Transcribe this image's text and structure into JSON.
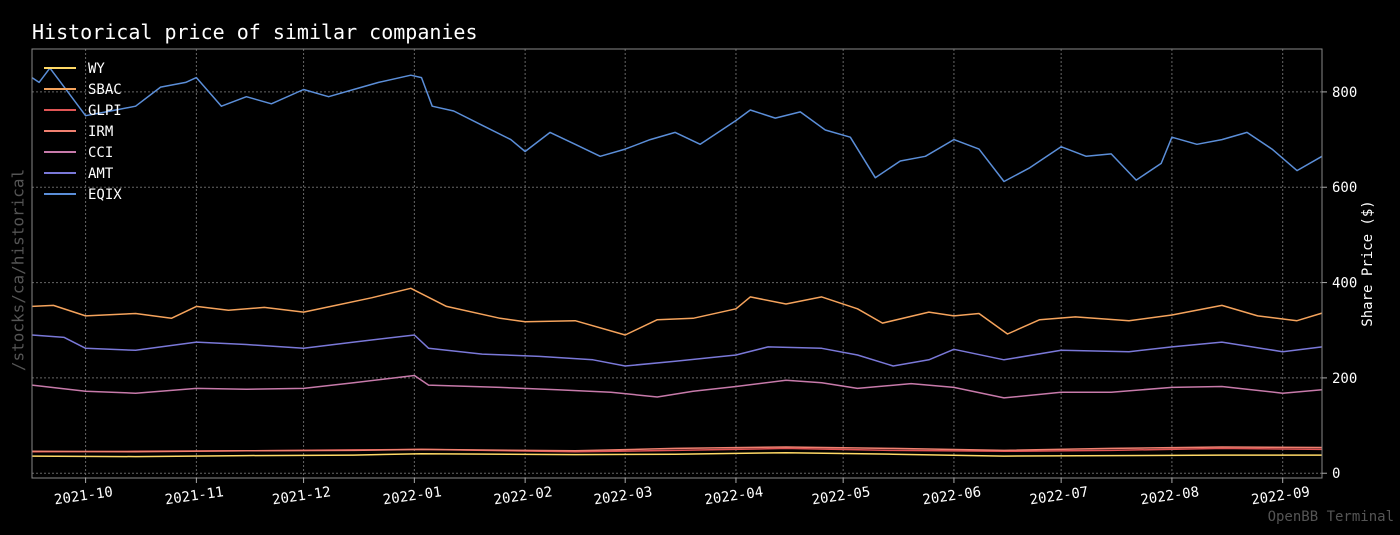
{
  "title": "Historical price of similar companies",
  "watermark_side": "/stocks/ca/historical",
  "watermark_brand": "OpenBB Terminal",
  "chart_data": {
    "type": "line",
    "title": "Historical price of similar companies",
    "xlabel": "",
    "ylabel": "Share Price ($)",
    "xlim": [
      "2021-09-16",
      "2022-09-12"
    ],
    "ylim": [
      -10,
      890
    ],
    "y_ticks": [
      0,
      200,
      400,
      600,
      800
    ],
    "x_ticks": [
      "2021-10",
      "2021-11",
      "2021-12",
      "2022-01",
      "2022-02",
      "2022-03",
      "2022-04",
      "2022-05",
      "2022-06",
      "2022-07",
      "2022-08",
      "2022-09"
    ],
    "grid": true,
    "legend_position": "top-left",
    "series": [
      {
        "name": "WY",
        "color": "#ffd966",
        "points": [
          [
            "2021-09-16",
            36
          ],
          [
            "2021-10-15",
            35
          ],
          [
            "2021-11-15",
            37
          ],
          [
            "2021-12-15",
            38
          ],
          [
            "2022-01-03",
            41
          ],
          [
            "2022-02-15",
            39
          ],
          [
            "2022-03-15",
            40
          ],
          [
            "2022-04-15",
            43
          ],
          [
            "2022-05-15",
            40
          ],
          [
            "2022-06-15",
            36
          ],
          [
            "2022-07-15",
            37
          ],
          [
            "2022-08-15",
            38
          ],
          [
            "2022-09-12",
            38
          ]
        ]
      },
      {
        "name": "SBAC",
        "color": "#f5a35c",
        "points": [
          [
            "2021-09-16",
            350
          ],
          [
            "2021-09-22",
            352
          ],
          [
            "2021-10-01",
            330
          ],
          [
            "2021-10-15",
            335
          ],
          [
            "2021-10-25",
            325
          ],
          [
            "2021-11-01",
            350
          ],
          [
            "2021-11-10",
            342
          ],
          [
            "2021-11-20",
            348
          ],
          [
            "2021-12-01",
            338
          ],
          [
            "2021-12-10",
            352
          ],
          [
            "2021-12-20",
            368
          ],
          [
            "2021-12-31",
            388
          ],
          [
            "2022-01-10",
            350
          ],
          [
            "2022-01-25",
            325
          ],
          [
            "2022-02-01",
            318
          ],
          [
            "2022-02-15",
            320
          ],
          [
            "2022-03-01",
            290
          ],
          [
            "2022-03-10",
            322
          ],
          [
            "2022-03-20",
            325
          ],
          [
            "2022-04-01",
            345
          ],
          [
            "2022-04-05",
            370
          ],
          [
            "2022-04-15",
            355
          ],
          [
            "2022-04-25",
            370
          ],
          [
            "2022-05-05",
            345
          ],
          [
            "2022-05-12",
            315
          ],
          [
            "2022-05-25",
            338
          ],
          [
            "2022-06-01",
            330
          ],
          [
            "2022-06-08",
            335
          ],
          [
            "2022-06-16",
            292
          ],
          [
            "2022-06-25",
            322
          ],
          [
            "2022-07-05",
            328
          ],
          [
            "2022-07-20",
            320
          ],
          [
            "2022-08-01",
            332
          ],
          [
            "2022-08-15",
            352
          ],
          [
            "2022-08-25",
            330
          ],
          [
            "2022-09-05",
            320
          ],
          [
            "2022-09-12",
            336
          ]
        ]
      },
      {
        "name": "GLPI",
        "color": "#e05555",
        "points": [
          [
            "2021-09-16",
            45
          ],
          [
            "2021-10-15",
            46
          ],
          [
            "2021-11-15",
            47
          ],
          [
            "2021-12-15",
            49
          ],
          [
            "2022-01-03",
            50
          ],
          [
            "2022-02-15",
            45
          ],
          [
            "2022-03-15",
            48
          ],
          [
            "2022-04-15",
            52
          ],
          [
            "2022-05-15",
            48
          ],
          [
            "2022-06-15",
            46
          ],
          [
            "2022-07-15",
            48
          ],
          [
            "2022-08-15",
            52
          ],
          [
            "2022-09-12",
            50
          ]
        ]
      },
      {
        "name": "IRM",
        "color": "#f08070",
        "points": [
          [
            "2021-09-16",
            46
          ],
          [
            "2021-10-15",
            45
          ],
          [
            "2021-11-15",
            47
          ],
          [
            "2021-12-15",
            48
          ],
          [
            "2022-01-03",
            50
          ],
          [
            "2022-02-15",
            47
          ],
          [
            "2022-03-15",
            52
          ],
          [
            "2022-04-15",
            55
          ],
          [
            "2022-05-15",
            52
          ],
          [
            "2022-06-15",
            48
          ],
          [
            "2022-07-15",
            52
          ],
          [
            "2022-08-15",
            55
          ],
          [
            "2022-09-12",
            54
          ]
        ]
      },
      {
        "name": "CCI",
        "color": "#c77aaa",
        "points": [
          [
            "2021-09-16",
            185
          ],
          [
            "2021-10-01",
            172
          ],
          [
            "2021-10-15",
            168
          ],
          [
            "2021-11-01",
            178
          ],
          [
            "2021-11-15",
            176
          ],
          [
            "2021-12-01",
            178
          ],
          [
            "2021-12-15",
            190
          ],
          [
            "2022-01-01",
            205
          ],
          [
            "2022-01-05",
            185
          ],
          [
            "2022-01-25",
            180
          ],
          [
            "2022-02-10",
            175
          ],
          [
            "2022-02-25",
            170
          ],
          [
            "2022-03-10",
            160
          ],
          [
            "2022-03-20",
            172
          ],
          [
            "2022-04-01",
            182
          ],
          [
            "2022-04-15",
            195
          ],
          [
            "2022-04-25",
            190
          ],
          [
            "2022-05-05",
            178
          ],
          [
            "2022-05-20",
            188
          ],
          [
            "2022-06-01",
            180
          ],
          [
            "2022-06-15",
            158
          ],
          [
            "2022-07-01",
            170
          ],
          [
            "2022-07-15",
            170
          ],
          [
            "2022-08-01",
            180
          ],
          [
            "2022-08-15",
            182
          ],
          [
            "2022-09-01",
            168
          ],
          [
            "2022-09-12",
            175
          ]
        ]
      },
      {
        "name": "AMT",
        "color": "#7a78d8",
        "points": [
          [
            "2021-09-16",
            290
          ],
          [
            "2021-09-25",
            285
          ],
          [
            "2021-10-01",
            262
          ],
          [
            "2021-10-15",
            258
          ],
          [
            "2021-11-01",
            275
          ],
          [
            "2021-11-15",
            270
          ],
          [
            "2021-12-01",
            262
          ],
          [
            "2021-12-15",
            275
          ],
          [
            "2022-01-01",
            290
          ],
          [
            "2022-01-05",
            262
          ],
          [
            "2022-01-20",
            250
          ],
          [
            "2022-02-05",
            245
          ],
          [
            "2022-02-20",
            238
          ],
          [
            "2022-03-01",
            225
          ],
          [
            "2022-03-15",
            235
          ],
          [
            "2022-04-01",
            248
          ],
          [
            "2022-04-10",
            265
          ],
          [
            "2022-04-25",
            262
          ],
          [
            "2022-05-05",
            248
          ],
          [
            "2022-05-15",
            225
          ],
          [
            "2022-05-25",
            238
          ],
          [
            "2022-06-01",
            260
          ],
          [
            "2022-06-15",
            238
          ],
          [
            "2022-07-01",
            258
          ],
          [
            "2022-07-20",
            255
          ],
          [
            "2022-08-01",
            265
          ],
          [
            "2022-08-15",
            275
          ],
          [
            "2022-09-01",
            255
          ],
          [
            "2022-09-12",
            265
          ]
        ]
      },
      {
        "name": "EQIX",
        "color": "#5b8ed8",
        "points": [
          [
            "2021-09-16",
            830
          ],
          [
            "2021-09-18",
            820
          ],
          [
            "2021-09-21",
            850
          ],
          [
            "2021-09-25",
            810
          ],
          [
            "2021-10-01",
            750
          ],
          [
            "2021-10-08",
            760
          ],
          [
            "2021-10-15",
            770
          ],
          [
            "2021-10-22",
            810
          ],
          [
            "2021-10-29",
            820
          ],
          [
            "2021-11-01",
            830
          ],
          [
            "2021-11-08",
            770
          ],
          [
            "2021-11-15",
            790
          ],
          [
            "2021-11-22",
            775
          ],
          [
            "2021-12-01",
            805
          ],
          [
            "2021-12-08",
            790
          ],
          [
            "2021-12-15",
            805
          ],
          [
            "2021-12-22",
            820
          ],
          [
            "2021-12-31",
            835
          ],
          [
            "2022-01-03",
            830
          ],
          [
            "2022-01-06",
            770
          ],
          [
            "2022-01-12",
            760
          ],
          [
            "2022-01-20",
            730
          ],
          [
            "2022-01-28",
            700
          ],
          [
            "2022-02-01",
            675
          ],
          [
            "2022-02-08",
            715
          ],
          [
            "2022-02-15",
            690
          ],
          [
            "2022-02-22",
            665
          ],
          [
            "2022-03-01",
            680
          ],
          [
            "2022-03-08",
            700
          ],
          [
            "2022-03-15",
            715
          ],
          [
            "2022-03-22",
            690
          ],
          [
            "2022-04-01",
            740
          ],
          [
            "2022-04-05",
            762
          ],
          [
            "2022-04-12",
            745
          ],
          [
            "2022-04-19",
            758
          ],
          [
            "2022-04-26",
            720
          ],
          [
            "2022-05-03",
            705
          ],
          [
            "2022-05-10",
            620
          ],
          [
            "2022-05-17",
            655
          ],
          [
            "2022-05-24",
            665
          ],
          [
            "2022-06-01",
            700
          ],
          [
            "2022-06-08",
            680
          ],
          [
            "2022-06-15",
            612
          ],
          [
            "2022-06-22",
            640
          ],
          [
            "2022-07-01",
            685
          ],
          [
            "2022-07-08",
            665
          ],
          [
            "2022-07-15",
            670
          ],
          [
            "2022-07-22",
            615
          ],
          [
            "2022-07-29",
            650
          ],
          [
            "2022-08-01",
            705
          ],
          [
            "2022-08-08",
            690
          ],
          [
            "2022-08-15",
            700
          ],
          [
            "2022-08-22",
            715
          ],
          [
            "2022-08-29",
            680
          ],
          [
            "2022-09-05",
            635
          ],
          [
            "2022-09-12",
            665
          ]
        ]
      }
    ]
  }
}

(TASK DESCRIPTION):
Look for the word "similar" and return every line where it occurs.

(ANSWER TO THIS TASK):
  "title": "Historical price of similar companies",
    "title": "Historical price of similar companies",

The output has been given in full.